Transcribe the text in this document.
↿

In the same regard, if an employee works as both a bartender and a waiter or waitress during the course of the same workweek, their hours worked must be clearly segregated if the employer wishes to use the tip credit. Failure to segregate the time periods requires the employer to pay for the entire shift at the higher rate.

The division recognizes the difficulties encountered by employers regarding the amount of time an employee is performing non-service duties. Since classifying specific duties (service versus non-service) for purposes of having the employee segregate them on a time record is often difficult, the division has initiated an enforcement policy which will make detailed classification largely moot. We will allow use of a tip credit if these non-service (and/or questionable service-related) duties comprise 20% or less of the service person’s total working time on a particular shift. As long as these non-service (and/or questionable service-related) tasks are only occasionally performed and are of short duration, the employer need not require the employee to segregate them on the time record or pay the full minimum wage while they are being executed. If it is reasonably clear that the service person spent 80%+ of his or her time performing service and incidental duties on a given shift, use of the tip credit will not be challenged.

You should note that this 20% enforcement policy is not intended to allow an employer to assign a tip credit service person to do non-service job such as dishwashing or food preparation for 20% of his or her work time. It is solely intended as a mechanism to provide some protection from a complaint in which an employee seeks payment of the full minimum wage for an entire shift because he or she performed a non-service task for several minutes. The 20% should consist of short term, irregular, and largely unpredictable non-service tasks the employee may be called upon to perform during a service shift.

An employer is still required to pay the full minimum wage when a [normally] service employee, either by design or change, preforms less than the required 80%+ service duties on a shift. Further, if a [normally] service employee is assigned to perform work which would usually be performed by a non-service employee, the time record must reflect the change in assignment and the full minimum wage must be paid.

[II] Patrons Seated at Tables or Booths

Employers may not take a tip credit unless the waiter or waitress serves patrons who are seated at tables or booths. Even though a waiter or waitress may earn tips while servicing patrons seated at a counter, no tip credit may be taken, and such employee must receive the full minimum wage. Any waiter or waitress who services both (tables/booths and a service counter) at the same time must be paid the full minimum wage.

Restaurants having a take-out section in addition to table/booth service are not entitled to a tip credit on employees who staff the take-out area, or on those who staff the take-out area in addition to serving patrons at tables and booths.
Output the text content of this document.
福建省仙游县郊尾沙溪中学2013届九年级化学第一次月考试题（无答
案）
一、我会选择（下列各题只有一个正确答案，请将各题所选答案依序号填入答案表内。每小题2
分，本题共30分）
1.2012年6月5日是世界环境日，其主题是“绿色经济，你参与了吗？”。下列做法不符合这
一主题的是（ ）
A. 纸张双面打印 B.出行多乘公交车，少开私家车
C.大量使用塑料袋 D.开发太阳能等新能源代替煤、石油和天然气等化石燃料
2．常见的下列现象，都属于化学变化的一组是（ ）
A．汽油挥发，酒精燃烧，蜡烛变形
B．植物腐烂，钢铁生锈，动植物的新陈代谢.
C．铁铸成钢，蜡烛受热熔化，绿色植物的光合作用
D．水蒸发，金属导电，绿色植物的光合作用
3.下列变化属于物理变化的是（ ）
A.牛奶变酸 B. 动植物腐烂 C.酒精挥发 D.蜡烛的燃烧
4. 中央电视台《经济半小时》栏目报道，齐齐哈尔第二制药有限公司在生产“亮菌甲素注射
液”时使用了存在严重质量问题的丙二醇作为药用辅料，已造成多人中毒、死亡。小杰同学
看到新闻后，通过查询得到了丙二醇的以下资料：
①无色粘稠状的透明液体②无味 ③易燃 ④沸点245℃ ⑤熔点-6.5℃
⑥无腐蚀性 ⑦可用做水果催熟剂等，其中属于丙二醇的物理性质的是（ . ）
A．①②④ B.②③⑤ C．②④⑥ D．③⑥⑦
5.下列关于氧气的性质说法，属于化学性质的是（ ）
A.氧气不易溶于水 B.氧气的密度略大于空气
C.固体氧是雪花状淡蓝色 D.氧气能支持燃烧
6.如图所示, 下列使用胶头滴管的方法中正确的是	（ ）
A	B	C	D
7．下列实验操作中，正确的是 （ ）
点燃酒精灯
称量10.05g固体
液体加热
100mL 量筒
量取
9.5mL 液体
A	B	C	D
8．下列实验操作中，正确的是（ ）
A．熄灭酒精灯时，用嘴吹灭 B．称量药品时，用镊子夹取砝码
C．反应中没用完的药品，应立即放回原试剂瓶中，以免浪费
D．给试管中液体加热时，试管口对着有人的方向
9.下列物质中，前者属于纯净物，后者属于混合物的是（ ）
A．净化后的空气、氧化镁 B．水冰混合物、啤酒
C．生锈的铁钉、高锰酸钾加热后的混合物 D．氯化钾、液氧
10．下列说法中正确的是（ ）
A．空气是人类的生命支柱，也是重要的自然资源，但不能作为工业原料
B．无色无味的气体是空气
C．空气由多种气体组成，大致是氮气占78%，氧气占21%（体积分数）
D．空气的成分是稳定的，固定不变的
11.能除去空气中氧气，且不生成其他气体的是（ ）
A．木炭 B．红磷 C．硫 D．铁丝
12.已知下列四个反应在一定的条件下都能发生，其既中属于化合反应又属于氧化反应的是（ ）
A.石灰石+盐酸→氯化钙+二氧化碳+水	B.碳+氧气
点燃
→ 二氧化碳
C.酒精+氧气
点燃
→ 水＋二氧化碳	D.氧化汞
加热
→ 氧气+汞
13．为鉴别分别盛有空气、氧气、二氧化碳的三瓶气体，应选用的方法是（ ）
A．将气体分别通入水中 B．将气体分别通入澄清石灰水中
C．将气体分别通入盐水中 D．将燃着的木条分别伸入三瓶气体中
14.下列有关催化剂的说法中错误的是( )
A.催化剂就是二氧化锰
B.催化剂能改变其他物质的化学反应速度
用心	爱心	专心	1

→ TASK PROMPT
Repeat the material in full, exactly as it stands.

→ THE OUTPUT
Transcribe the text in this document.
↿

In the same regard, if an employee works as both a bartender and a waiter or waitress during the course of the same workweek, their hours worked must be clearly segregated if the employer wishes to use the tip credit. Failure to segregate the time periods requires the employer to pay for the entire shift at the higher rate.

The division recognizes the difficulties encountered by employers regarding the amount of time an employee is performing non-service duties. Since classifying specific duties (service versus non-service) for purposes of having the employee segregate them on a time record is often difficult, the division has initiated an enforcement policy which will make detailed classification largely moot. We will allow use of a tip credit if these non-service (and/or questionable service-related) duties comprise 20% or less of the service person’s total working time on a particular shift. As long as these non-service (and/or questionable service-related) tasks are only occasionally performed and are of short duration, the employer need not require the employee to segregate them on the time record or pay the full minimum wage while they are being executed. If it is reasonably clear that the service person spent 80%+ of his or her time performing service and incidental duties on a given shift, use of the tip credit will not be challenged.

You should note that this 20% enforcement policy is not intended to allow an employer to assign a tip credit service person to do non-service job such as dishwashing or food preparation for 20% of his or her work time. It is solely intended as a mechanism to provide some protection from a complaint in which an employee seeks payment of the full minimum wage for an entire shift because he or she performed a non-service task for several minutes. The 20% should consist of short term, irregular, and largely unpredictable non-service tasks the employee may be called upon to perform during a service shift.

An employer is still required to pay the full minimum wage when a [normally] service employee, either by design or change, preforms less than the required 80%+ service duties on a shift. Further, if a [normally] service employee is assigned to perform work which would usually be performed by a non-service employee, the time record must reflect the change in assignment and the full minimum wage must be paid.

[II] Patrons Seated at Tables or Booths

Employers may not take a tip credit unless the waiter or waitress serves patrons who are seated at tables or booths. Even though a waiter or waitress may earn tips while servicing patrons seated at a counter, no tip credit may be taken, and such employee must receive the full minimum wage. Any waiter or waitress who services both (tables/booths and a service counter) at the same time must be paid the full minimum wage.

Restaurants having a take-out section in addition to table/booth service are not entitled to a tip credit on employees who staff the take-out area, or on those who staff the take-out area in addition to serving patrons at tables and booths.
Output the text content of this document.
福建省仙游县郊尾沙溪中学2013届九年级化学第一次月考试题（无答
案）
一、我会选择（下列各题只有一个正确答案，请将各题所选答案依序号填入答案表内。每小题2
分，本题共30分）
1.2012年6月5日是世界环境日，其主题是“绿色经济，你参与了吗？”。下列做法不符合这
一主题的是（ ）
A. 纸张双面打印 B.出行多乘公交车，少开私家车
C.大量使用塑料袋 D.开发太阳能等新能源代替煤、石油和天然气等化石燃料
2．常见的下列现象，都属于化学变化的一组是（ ）
A．汽油挥发，酒精燃烧，蜡烛变形
B．植物腐烂，钢铁生锈，动植物的新陈代谢.
C．铁铸成钢，蜡烛受热熔化，绿色植物的光合作用
D．水蒸发，金属导电，绿色植物的光合作用
3.下列变化属于物理变化的是（ ）
A.牛奶变酸 B. 动植物腐烂 C.酒精挥发 D.蜡烛的燃烧
4. 中央电视台《经济半小时》栏目报道，齐齐哈尔第二制药有限公司在生产“亮菌甲素注射
液”时使用了存在严重质量问题的丙二醇作为药用辅料，已造成多人中毒、死亡。小杰同学
看到新闻后，通过查询得到了丙二醇的以下资料：
①无色粘稠状的透明液体②无味 ③易燃 ④沸点245℃ ⑤熔点-6.5℃
⑥无腐蚀性 ⑦可用做水果催熟剂等，其中属于丙二醇的物理性质的是（ . ）
A．①②④ B.②③⑤ C．②④⑥ D．③⑥⑦
5.下列关于氧气的性质说法，属于化学性质的是（ ）
A.氧气不易溶于水 B.氧气的密度略大于空气
C.固体氧是雪花状淡蓝色 D.氧气能支持燃烧
6.如图所示, 下列使用胶头滴管的方法中正确的是	（ ）
A	B	C	D
7．下列实验操作中，正确的是 （ ）
点燃酒精灯
称量10.05g固体
液体加热
100mL 量筒
量取
9.5mL 液体
A	B	C	D
8．下列实验操作中，正确的是（ ）
A．熄灭酒精灯时，用嘴吹灭 B．称量药品时，用镊子夹取砝码
C．反应中没用完的药品，应立即放回原试剂瓶中，以免浪费
D．给试管中液体加热时，试管口对着有人的方向
9.下列物质中，前者属于纯净物，后者属于混合物的是（ ）
A．净化后的空气、氧化镁 B．水冰混合物、啤酒
C．生锈的铁钉、高锰酸钾加热后的混合物 D．氯化钾、液氧
10．下列说法中正确的是（ ）
A．空气是人类的生命支柱，也是重要的自然资源，但不能作为工业原料
B．无色无味的气体是空气
C．空气由多种气体组成，大致是氮气占78%，氧气占21%（体积分数）
D．空气的成分是稳定的，固定不变的
11.能除去空气中氧气，且不生成其他气体的是（ ）
A．木炭 B．红磷 C．硫 D．铁丝
12.已知下列四个反应在一定的条件下都能发生，其既中属于化合反应又属于氧化反应的是（ ）
A.石灰石+盐酸→氯化钙+二氧化碳+水	B.碳+氧气
点燃
→ 二氧化碳
C.酒精+氧气
点燃
→ 水＋二氧化碳	D.氧化汞
加热
→ 氧气+汞
13．为鉴别分别盛有空气、氧气、二氧化碳的三瓶气体，应选用的方法是（ ）
A．将气体分别通入水中 B．将气体分别通入澄清石灰水中
C．将气体分别通入盐水中 D．将燃着的木条分别伸入三瓶气体中
14.下列有关催化剂的说法中错误的是( )
A.催化剂就是二氧化锰
B.催化剂能改变其他物质的化学反应速度
用心	爱心	专心	1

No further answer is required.